* **What is required**: From the entries that follow, pick out all lines holding "color".

* **Supplied records**:

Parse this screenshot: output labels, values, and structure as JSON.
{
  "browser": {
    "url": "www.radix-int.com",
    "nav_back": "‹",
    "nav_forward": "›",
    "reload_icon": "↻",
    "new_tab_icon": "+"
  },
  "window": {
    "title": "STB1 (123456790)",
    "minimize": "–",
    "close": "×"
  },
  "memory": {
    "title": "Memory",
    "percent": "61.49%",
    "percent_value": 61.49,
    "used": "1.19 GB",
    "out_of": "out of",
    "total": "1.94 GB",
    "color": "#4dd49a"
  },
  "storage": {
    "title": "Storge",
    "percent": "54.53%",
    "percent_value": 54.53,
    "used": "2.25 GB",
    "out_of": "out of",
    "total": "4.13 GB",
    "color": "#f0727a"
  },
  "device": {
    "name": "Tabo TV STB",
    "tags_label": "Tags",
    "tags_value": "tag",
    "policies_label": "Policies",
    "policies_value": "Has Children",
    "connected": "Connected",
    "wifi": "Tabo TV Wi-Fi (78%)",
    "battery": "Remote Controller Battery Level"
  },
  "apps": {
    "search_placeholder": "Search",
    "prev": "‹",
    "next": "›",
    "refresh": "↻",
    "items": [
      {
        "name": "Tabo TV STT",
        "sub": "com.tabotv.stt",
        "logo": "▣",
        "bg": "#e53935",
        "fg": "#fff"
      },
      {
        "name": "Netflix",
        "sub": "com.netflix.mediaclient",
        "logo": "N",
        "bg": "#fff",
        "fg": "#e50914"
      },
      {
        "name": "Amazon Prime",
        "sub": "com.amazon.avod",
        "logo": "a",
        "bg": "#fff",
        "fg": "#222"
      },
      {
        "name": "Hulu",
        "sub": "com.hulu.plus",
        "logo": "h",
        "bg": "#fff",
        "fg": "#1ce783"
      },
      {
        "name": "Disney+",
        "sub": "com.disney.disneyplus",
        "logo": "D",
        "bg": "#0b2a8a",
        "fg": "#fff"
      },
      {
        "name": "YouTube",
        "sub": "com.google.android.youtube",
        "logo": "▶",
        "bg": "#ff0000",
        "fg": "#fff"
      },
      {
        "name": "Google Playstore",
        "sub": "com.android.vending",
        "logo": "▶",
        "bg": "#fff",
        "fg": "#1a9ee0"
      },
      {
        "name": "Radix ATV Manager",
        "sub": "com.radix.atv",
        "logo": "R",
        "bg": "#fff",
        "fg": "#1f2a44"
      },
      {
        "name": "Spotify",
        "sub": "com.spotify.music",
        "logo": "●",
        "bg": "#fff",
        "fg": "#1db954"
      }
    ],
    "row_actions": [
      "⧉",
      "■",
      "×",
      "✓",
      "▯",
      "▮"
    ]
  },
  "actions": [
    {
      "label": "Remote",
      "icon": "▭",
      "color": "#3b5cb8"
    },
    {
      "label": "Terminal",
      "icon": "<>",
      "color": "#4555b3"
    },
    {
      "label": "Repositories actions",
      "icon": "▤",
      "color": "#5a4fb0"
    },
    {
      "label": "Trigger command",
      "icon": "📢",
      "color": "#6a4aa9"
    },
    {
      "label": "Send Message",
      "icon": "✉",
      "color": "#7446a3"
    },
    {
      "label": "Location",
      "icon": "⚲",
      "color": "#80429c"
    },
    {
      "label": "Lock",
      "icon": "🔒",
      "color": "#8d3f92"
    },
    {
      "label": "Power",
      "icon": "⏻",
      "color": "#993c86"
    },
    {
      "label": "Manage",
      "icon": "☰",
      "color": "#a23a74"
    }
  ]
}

* **Completed task**:
    "color": "#4dd49a"
    "color": "#f0727a"
      "color": "#3b5cb8"
      "color": "#4555b3"
      "color": "#5a4fb0"
      "color": "#6a4aa9"
      "color": "#7446a3"
      "color": "#80429c"
      "color": "#8d3f92"
      "color": "#993c86"
      "color": "#a23a74"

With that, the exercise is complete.